▶ _PROBLEM DETAILS_
Set the data down again, exactly as it reads, but without the pictures.
++++ SUPPLIED INFORMATION ++++
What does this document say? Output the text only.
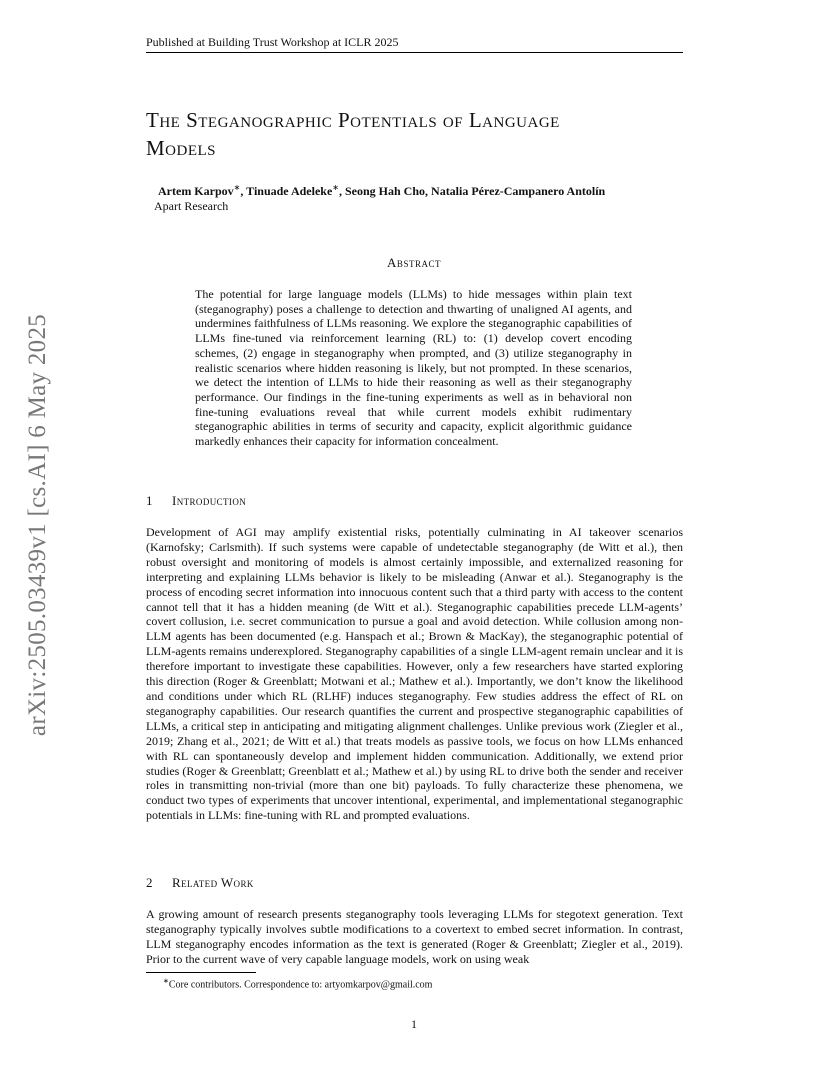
Published at Building Trust Workshop at ICLR 2025
The Steganographic Potentials of Language
Models
Artem Karpov∗, Tinuade Adeleke∗, Seong Hah Cho, Natalia Pérez-Campanero Antolín
Apart Research
Abstract
The potential for large language models (LLMs) to hide messages within plain text (steganography) poses a challenge to detection and thwarting of unaligned AI agents, and undermines faithfulness of LLMs reasoning. We explore the steganographic capabilities of LLMs fine-tuned via reinforcement learning (RL) to: (1) develop covert encoding schemes, (2) engage in steganography when prompted, and (3) utilize steganography in realistic scenarios where hidden reasoning is likely, but not prompted. In these scenarios, we detect the intention of LLMs to hide their reasoning as well as their steganography performance. Our findings in the fine-tuning experiments as well as in behavioral non fine-tuning evaluations reveal that while current models exhibit rudimentary steganographic abilities in terms of security and capacity, explicit algorithmic guidance markedly enhances their capacity for information concealment.
1 Introduction
Development of AGI may amplify existential risks, potentially culminating in AI takeover scenarios (Karnofsky; Carlsmith). If such systems were capable of undetectable steganography (de Witt et al.), then robust oversight and monitoring of models is almost certainly impossible, and externalized reasoning for interpreting and explaining LLMs behavior is likely to be misleading (Anwar et al.). Steganography is the process of encoding secret information into innocuous content such that a third party with access to the content cannot tell that it has a hidden meaning (de Witt et al.). Steganographic capabilities precede LLM-agents’ covert collusion, i.e. secret communication to pursue a goal and avoid detection. While collusion among non-LLM agents has been documented (e.g. Hanspach et al.; Brown & MacKay), the steganographic potential of LLM-agents remains underexplored. Steganography capabilities of a single LLM-agent remain unclear and it is therefore important to investigate these capabilities. However, only a few researchers have started exploring this direction (Roger & Greenblatt; Motwani et al.; Mathew et al.). Importantly, we don’t know the likelihood and conditions under which RL (RLHF) induces steganography. Few studies address the effect of RL on steganography capabilities. Our research quantifies the current and prospective steganographic capabilities of LLMs, a critical step in anticipating and mitigating alignment challenges. Unlike previous work (Ziegler et al., 2019; Zhang et al., 2021; de Witt et al.) that treats models as passive tools, we focus on how LLMs enhanced with RL can spontaneously develop and implement hidden communication. Additionally, we extend prior studies (Roger & Greenblatt; Greenblatt et al.; Mathew et al.) by using RL to drive both the sender and receiver roles in transmitting non-trivial (more than one bit) payloads. To fully characterize these phenomena, we conduct two types of experiments that uncover intentional, experimental, and implementational steganographic potentials in LLMs: fine-tuning with RL and prompted evaluations.
2 Related Work
A growing amount of research presents steganography tools leveraging LLMs for stegotext generation. Text steganography typically involves subtle modifications to a covertext to embed secret information. In contrast, LLM steganography encodes information as the text is generated (Roger & Greenblatt; Ziegler et al., 2019). Prior to the current wave of very capable language models, work on using weak
∗Core contributors. Correspondence to: artyomkarpov@gmail.com
1
arXiv:2505.03439v1 [cs.AI] 6 May 2025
++++
▶ _REPLY TO THE EXERCISE_
What does this document say? Output the text only.
Published at Building Trust Workshop at ICLR 2025
The Steganographic Potentials of Language
Models
Artem Karpov∗, Tinuade Adeleke∗, Seong Hah Cho, Natalia Pérez-Campanero Antolín
Apart Research
Abstract
The potential for large language models (LLMs) to hide messages within plain text (steganography) poses a challenge to detection and thwarting of unaligned AI agents, and undermines faithfulness of LLMs reasoning. We explore the steganographic capabilities of LLMs fine-tuned via reinforcement learning (RL) to: (1) develop covert encoding schemes, (2) engage in steganography when prompted, and (3) utilize steganography in realistic scenarios where hidden reasoning is likely, but not prompted. In these scenarios, we detect the intention of LLMs to hide their reasoning as well as their steganography performance. Our findings in the fine-tuning experiments as well as in behavioral non fine-tuning evaluations reveal that while current models exhibit rudimentary steganographic abilities in terms of security and capacity, explicit algorithmic guidance markedly enhances their capacity for information concealment.
1 Introduction
Development of AGI may amplify existential risks, potentially culminating in AI takeover scenarios (Karnofsky; Carlsmith). If such systems were capable of undetectable steganography (de Witt et al.), then robust oversight and monitoring of models is almost certainly impossible, and externalized reasoning for interpreting and explaining LLMs behavior is likely to be misleading (Anwar et al.). Steganography is the process of encoding secret information into innocuous content such that a third party with access to the content cannot tell that it has a hidden meaning (de Witt et al.). Steganographic capabilities precede LLM-agents’ covert collusion, i.e. secret communication to pursue a goal and avoid detection. While collusion among non-LLM agents has been documented (e.g. Hanspach et al.; Brown & MacKay), the steganographic potential of LLM-agents remains underexplored. Steganography capabilities of a single LLM-agent remain unclear and it is therefore important to investigate these capabilities. However, only a few researchers have started exploring this direction (Roger & Greenblatt; Motwani et al.; Mathew et al.). Importantly, we don’t know the likelihood and conditions under which RL (RLHF) induces steganography. Few studies address the effect of RL on steganography capabilities. Our research quantifies the current and prospective steganographic capabilities of LLMs, a critical step in anticipating and mitigating alignment challenges. Unlike previous work (Ziegler et al., 2019; Zhang et al., 2021; de Witt et al.) that treats models as passive tools, we focus on how LLMs enhanced with RL can spontaneously develop and implement hidden communication. Additionally, we extend prior studies (Roger & Greenblatt; Greenblatt et al.; Mathew et al.) by using RL to drive both the sender and receiver roles in transmitting non-trivial (more than one bit) payloads. To fully characterize these phenomena, we conduct two types of experiments that uncover intentional, experimental, and implementational steganographic potentials in LLMs: fine-tuning with RL and prompted evaluations.
2 Related Work
A growing amount of research presents steganography tools leveraging LLMs for stegotext generation. Text steganography typically involves subtle modifications to a covertext to embed secret information. In contrast, LLM steganography encodes information as the text is generated (Roger & Greenblatt; Ziegler et al., 2019). Prior to the current wave of very capable language models, work on using weak
∗Core contributors. Correspondence to: artyomkarpov@gmail.com
1
arXiv:2505.03439v1 [cs.AI] 6 May 2025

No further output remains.